■ **Short task**:
Search the listing for "août" and copy every line where it appears.

■ **Structured figure records**:
--- BEGIN ---

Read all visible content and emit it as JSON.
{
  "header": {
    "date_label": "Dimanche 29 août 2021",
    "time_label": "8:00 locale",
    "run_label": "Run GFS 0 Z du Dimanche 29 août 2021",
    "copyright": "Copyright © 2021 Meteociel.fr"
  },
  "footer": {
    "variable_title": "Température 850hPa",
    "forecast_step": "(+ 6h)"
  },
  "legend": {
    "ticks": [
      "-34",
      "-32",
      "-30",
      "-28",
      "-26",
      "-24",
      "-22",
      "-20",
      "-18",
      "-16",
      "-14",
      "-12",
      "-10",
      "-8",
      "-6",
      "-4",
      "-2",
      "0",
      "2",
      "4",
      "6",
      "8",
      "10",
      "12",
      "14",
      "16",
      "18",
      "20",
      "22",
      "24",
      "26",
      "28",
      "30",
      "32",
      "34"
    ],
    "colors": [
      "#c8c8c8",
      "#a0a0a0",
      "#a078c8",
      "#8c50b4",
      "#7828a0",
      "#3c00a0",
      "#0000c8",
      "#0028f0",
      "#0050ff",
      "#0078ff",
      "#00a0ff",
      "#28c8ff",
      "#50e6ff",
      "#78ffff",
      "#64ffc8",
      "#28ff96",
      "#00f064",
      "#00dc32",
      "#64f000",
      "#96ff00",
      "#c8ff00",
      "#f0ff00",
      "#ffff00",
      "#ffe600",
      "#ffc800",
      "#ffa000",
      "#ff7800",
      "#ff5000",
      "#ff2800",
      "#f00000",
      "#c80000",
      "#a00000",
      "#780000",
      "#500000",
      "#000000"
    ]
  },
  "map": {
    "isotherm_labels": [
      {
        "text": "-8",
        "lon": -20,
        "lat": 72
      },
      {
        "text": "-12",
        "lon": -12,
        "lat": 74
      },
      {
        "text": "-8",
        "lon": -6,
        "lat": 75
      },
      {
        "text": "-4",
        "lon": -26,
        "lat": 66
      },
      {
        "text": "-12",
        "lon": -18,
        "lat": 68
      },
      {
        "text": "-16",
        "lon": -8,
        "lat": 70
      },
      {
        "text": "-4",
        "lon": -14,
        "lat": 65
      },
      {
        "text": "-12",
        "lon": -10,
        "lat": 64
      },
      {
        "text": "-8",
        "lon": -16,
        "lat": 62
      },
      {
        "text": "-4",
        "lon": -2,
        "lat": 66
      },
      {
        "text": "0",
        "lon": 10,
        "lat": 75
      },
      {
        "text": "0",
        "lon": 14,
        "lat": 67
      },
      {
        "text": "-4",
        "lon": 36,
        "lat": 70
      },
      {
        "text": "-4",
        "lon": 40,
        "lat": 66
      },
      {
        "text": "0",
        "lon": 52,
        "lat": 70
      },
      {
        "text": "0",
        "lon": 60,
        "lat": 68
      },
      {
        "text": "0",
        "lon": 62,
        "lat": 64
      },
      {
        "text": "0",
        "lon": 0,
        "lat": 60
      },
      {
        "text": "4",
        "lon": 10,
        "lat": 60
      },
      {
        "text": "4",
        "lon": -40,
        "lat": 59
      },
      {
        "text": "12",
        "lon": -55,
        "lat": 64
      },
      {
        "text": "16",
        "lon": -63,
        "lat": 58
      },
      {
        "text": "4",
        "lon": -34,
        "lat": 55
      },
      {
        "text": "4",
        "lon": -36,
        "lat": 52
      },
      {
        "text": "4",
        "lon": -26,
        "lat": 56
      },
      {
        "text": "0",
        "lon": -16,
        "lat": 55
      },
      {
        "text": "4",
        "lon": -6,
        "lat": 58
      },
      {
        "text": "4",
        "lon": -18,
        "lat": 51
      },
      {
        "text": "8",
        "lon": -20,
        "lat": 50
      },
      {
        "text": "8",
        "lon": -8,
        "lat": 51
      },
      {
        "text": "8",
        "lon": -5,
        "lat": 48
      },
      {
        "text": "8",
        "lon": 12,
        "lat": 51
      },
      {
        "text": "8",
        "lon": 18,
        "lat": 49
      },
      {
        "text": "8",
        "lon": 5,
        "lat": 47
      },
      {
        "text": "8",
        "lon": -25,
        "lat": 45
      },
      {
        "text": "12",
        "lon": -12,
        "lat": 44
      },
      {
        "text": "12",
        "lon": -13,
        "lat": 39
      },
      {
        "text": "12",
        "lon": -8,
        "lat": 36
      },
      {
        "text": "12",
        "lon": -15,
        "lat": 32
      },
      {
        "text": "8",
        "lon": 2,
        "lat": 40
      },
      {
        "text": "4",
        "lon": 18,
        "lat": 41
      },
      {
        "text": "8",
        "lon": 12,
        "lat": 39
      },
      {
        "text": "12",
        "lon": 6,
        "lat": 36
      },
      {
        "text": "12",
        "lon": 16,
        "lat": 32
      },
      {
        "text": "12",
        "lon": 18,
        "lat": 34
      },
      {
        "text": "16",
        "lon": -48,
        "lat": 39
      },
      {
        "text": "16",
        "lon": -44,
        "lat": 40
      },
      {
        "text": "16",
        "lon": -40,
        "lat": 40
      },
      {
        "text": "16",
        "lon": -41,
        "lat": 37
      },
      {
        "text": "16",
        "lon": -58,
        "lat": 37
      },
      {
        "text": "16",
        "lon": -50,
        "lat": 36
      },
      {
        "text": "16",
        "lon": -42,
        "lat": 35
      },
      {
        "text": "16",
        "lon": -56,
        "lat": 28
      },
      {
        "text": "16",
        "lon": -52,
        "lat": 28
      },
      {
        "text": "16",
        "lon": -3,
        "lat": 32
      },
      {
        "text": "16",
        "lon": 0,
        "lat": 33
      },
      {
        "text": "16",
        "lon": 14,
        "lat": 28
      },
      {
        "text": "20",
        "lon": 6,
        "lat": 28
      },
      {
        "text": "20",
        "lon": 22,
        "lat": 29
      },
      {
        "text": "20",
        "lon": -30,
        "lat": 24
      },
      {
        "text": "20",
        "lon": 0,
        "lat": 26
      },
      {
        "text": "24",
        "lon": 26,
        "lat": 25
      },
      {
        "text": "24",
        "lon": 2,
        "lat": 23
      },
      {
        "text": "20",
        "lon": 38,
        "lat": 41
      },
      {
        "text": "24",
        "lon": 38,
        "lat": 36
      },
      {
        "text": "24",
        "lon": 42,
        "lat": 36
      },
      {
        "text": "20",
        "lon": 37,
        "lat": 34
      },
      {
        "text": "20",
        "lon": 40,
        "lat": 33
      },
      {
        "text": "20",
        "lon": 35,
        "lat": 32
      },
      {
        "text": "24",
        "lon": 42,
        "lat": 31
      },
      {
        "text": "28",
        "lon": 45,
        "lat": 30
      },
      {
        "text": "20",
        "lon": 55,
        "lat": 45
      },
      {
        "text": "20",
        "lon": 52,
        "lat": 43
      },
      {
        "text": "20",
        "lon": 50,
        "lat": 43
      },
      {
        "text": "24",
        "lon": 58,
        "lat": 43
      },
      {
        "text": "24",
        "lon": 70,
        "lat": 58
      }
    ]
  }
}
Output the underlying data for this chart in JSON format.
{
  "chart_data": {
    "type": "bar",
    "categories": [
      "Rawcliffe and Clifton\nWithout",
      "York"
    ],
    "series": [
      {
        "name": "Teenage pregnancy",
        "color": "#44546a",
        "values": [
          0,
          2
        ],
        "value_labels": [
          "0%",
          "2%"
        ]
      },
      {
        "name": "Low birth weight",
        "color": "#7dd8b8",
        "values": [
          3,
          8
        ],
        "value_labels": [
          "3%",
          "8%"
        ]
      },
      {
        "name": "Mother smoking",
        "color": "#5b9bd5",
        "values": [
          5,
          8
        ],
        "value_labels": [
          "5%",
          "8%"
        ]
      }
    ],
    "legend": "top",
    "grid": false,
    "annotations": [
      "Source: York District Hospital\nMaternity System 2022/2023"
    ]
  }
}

--- END ---

■ **Result for this task**:
    "date_label": "Dimanche 29 août 2021",
    "run_label": "Run GFS 0 Z du Dimanche 29 août 2021",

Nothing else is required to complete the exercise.